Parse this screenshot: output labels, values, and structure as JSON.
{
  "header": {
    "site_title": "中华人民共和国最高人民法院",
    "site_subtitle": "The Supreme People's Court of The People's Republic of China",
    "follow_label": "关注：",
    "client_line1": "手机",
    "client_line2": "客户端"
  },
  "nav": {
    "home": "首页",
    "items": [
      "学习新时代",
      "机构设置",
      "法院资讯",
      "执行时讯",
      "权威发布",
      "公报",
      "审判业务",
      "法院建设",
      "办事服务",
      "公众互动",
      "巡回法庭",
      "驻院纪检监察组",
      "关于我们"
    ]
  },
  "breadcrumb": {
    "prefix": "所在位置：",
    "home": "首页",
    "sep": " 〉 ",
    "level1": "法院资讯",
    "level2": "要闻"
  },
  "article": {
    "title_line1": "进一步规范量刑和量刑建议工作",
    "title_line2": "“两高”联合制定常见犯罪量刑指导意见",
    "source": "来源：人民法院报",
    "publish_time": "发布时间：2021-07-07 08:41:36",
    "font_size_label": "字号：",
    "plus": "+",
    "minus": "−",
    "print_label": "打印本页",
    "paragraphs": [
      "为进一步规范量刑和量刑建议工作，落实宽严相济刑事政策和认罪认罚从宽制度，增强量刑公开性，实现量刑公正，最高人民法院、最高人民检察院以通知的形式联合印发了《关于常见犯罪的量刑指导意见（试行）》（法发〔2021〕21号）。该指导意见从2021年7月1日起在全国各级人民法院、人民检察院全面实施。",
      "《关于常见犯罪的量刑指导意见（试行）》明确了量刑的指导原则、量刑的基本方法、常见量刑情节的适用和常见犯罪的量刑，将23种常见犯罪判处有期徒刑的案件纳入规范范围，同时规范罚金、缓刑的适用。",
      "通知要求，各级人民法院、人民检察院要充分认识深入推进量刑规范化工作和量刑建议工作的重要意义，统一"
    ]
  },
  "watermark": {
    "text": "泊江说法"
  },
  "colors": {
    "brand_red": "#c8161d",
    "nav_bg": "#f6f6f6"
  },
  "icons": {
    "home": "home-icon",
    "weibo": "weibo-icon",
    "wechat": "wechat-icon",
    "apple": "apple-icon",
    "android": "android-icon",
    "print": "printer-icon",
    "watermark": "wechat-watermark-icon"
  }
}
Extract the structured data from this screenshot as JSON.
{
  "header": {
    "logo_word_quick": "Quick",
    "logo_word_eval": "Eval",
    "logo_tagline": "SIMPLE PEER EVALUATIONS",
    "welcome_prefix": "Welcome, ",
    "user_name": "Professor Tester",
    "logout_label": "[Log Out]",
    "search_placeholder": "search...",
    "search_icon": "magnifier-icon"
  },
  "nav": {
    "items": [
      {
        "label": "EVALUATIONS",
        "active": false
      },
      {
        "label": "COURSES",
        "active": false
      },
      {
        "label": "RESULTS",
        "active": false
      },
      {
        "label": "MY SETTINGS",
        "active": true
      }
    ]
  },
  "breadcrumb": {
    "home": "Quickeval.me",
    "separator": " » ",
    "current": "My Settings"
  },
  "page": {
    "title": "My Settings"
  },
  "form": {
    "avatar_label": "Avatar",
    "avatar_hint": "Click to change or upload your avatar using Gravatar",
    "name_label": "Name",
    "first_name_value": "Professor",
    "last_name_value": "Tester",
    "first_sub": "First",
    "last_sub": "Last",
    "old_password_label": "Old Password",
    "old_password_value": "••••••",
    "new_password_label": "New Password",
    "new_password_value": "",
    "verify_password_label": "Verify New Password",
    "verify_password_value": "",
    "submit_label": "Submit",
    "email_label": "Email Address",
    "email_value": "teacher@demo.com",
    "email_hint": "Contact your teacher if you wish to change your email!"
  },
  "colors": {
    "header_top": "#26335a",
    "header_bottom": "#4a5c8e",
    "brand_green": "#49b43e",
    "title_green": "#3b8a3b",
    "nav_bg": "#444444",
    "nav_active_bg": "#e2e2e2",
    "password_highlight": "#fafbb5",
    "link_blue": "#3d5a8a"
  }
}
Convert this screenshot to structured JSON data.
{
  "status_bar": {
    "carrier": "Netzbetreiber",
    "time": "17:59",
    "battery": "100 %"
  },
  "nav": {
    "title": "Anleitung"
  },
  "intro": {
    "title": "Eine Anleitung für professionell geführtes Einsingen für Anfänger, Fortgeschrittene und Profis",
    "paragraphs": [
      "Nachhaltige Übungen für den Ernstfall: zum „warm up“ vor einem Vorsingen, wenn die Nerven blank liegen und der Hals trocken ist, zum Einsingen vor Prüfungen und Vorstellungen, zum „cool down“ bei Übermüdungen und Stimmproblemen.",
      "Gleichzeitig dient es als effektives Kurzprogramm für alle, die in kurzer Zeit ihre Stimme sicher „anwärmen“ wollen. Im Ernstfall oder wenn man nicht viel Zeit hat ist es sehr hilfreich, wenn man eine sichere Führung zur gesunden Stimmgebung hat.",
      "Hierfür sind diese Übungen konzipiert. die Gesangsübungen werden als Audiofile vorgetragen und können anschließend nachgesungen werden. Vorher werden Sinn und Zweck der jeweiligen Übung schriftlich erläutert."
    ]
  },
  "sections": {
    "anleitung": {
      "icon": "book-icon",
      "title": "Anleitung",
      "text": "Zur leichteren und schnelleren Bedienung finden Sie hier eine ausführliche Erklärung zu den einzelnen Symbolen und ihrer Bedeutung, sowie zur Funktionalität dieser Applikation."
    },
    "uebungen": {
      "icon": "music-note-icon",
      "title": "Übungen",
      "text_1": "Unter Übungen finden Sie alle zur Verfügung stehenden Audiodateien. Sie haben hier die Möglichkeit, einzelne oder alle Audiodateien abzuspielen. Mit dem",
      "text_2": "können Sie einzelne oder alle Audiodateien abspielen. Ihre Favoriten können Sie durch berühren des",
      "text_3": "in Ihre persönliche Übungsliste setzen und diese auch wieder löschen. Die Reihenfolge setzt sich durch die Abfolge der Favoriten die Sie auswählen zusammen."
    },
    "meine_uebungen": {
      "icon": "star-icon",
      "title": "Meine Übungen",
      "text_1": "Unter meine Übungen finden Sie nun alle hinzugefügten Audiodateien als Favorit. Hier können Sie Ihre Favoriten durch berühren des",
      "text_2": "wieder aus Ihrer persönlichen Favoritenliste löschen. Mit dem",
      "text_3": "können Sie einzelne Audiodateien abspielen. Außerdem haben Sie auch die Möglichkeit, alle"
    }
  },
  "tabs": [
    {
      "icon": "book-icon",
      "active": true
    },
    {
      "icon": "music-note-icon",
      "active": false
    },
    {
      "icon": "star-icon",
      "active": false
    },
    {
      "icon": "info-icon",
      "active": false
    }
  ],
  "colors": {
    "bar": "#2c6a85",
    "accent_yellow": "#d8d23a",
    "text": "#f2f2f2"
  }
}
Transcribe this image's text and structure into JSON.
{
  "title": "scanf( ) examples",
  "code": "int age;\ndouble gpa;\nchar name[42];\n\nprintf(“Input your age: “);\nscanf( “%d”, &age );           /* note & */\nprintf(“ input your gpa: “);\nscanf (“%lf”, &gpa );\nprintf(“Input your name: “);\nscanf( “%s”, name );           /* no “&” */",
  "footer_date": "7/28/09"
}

------------------------------------

Go through the data and gather every line that holds "abspielen".

      "text_2": "können Sie einzelne oder alle Audiodateien abspielen. Ihre Favoriten können Sie durch berühren des",
      "text_3": "können Sie einzelne Audiodateien abspielen. Außerdem haben Sie auch die Möglichkeit, alle"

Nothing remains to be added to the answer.